_Written problem_:
All of the data that follows should be retyped exactly, please, except the pictures.

BEGIN Excerpted data

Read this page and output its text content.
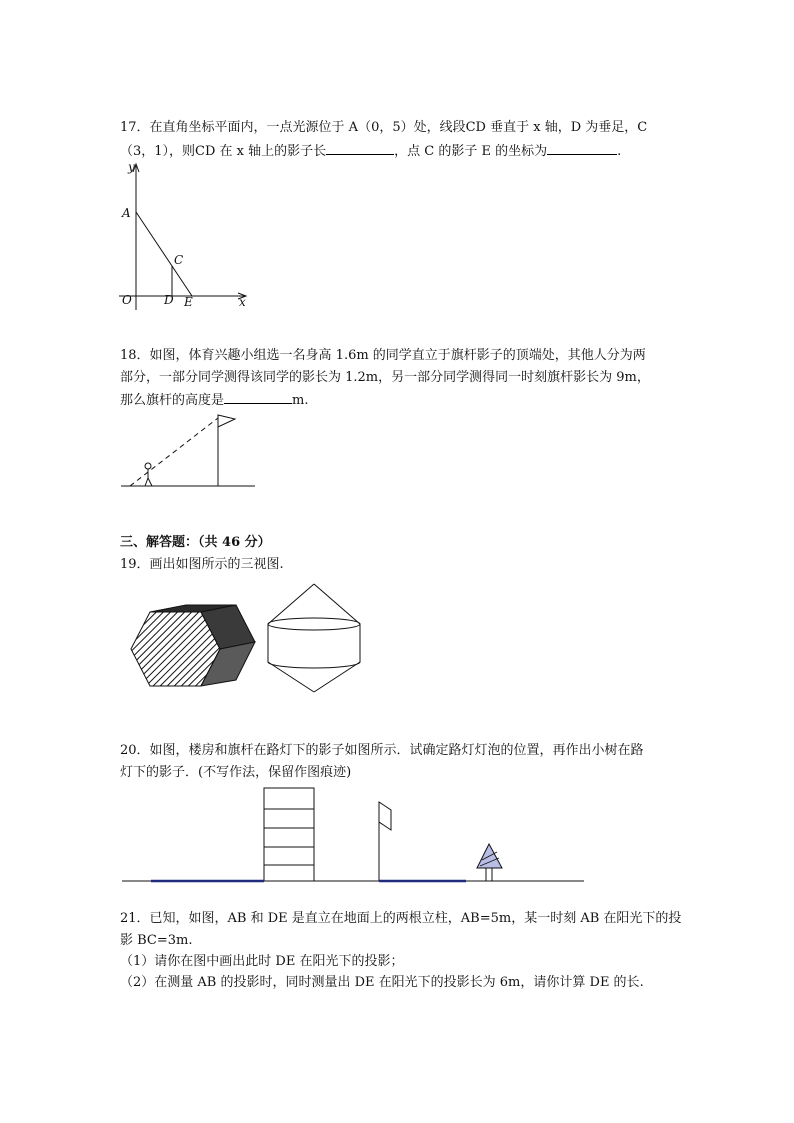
17．在直角坐标平面内，一点光源位于 A（0，5）处，线段CD 垂直于 x 轴，D 为垂足，C
（3，1），则CD 在 x 轴上的影子长	，点 C 的影子 E 的坐标为	.
y
x
A
C
O	D E
18．如图，体育兴趣小组选一名身高 1.6m 的同学直立于旗杆影子的顶端处，其他人分为两
部分，一部分同学测得该同学的影长为 1.2m，另一部分同学测得同一时刻旗杆影长为 9m，
那么旗杆的高度是	m.
三、解答题：（共 46 分）
19．画出如图所示的三视图.
20．如图，楼房和旗杆在路灯下的影子如图所示．试确定路灯灯泡的位置，再作出小树在路
灯下的影子．(不写作法，保留作图痕迹)
21．已知，如图，AB 和 DE 是直立在地面上的两根立柱，AB=5m，某一时刻 AB 在阳光下的投
影 BC=3m.
（1）请你在图中画出此时 DE 在阳光下的投影；
（2）在测量 AB 的投影时，同时测量出 DE 在阳光下的投影长为 6m，请你计算 DE 的长.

END Excerpted data

_Exercise result_:
Read this page and output its text content.
17．在直角坐标平面内，一点光源位于 A（0，5）处，线段CD 垂直于 x 轴，D 为垂足，C
（3，1），则CD 在 x 轴上的影子长	，点 C 的影子 E 的坐标为	.
y
x
A
C
O	D E
18．如图，体育兴趣小组选一名身高 1.6m 的同学直立于旗杆影子的顶端处，其他人分为两
部分，一部分同学测得该同学的影长为 1.2m，另一部分同学测得同一时刻旗杆影长为 9m，
那么旗杆的高度是	m.
三、解答题：（共 46 分）
19．画出如图所示的三视图.
20．如图，楼房和旗杆在路灯下的影子如图所示．试确定路灯灯泡的位置，再作出小树在路
灯下的影子．(不写作法，保留作图痕迹)
21．已知，如图，AB 和 DE 是直立在地面上的两根立柱，AB=5m，某一时刻 AB 在阳光下的投
影 BC=3m.
（1）请你在图中画出此时 DE 在阳光下的投影；
（2）在测量 AB 的投影时，同时测量出 DE 在阳光下的投影长为 6m，请你计算 DE 的长.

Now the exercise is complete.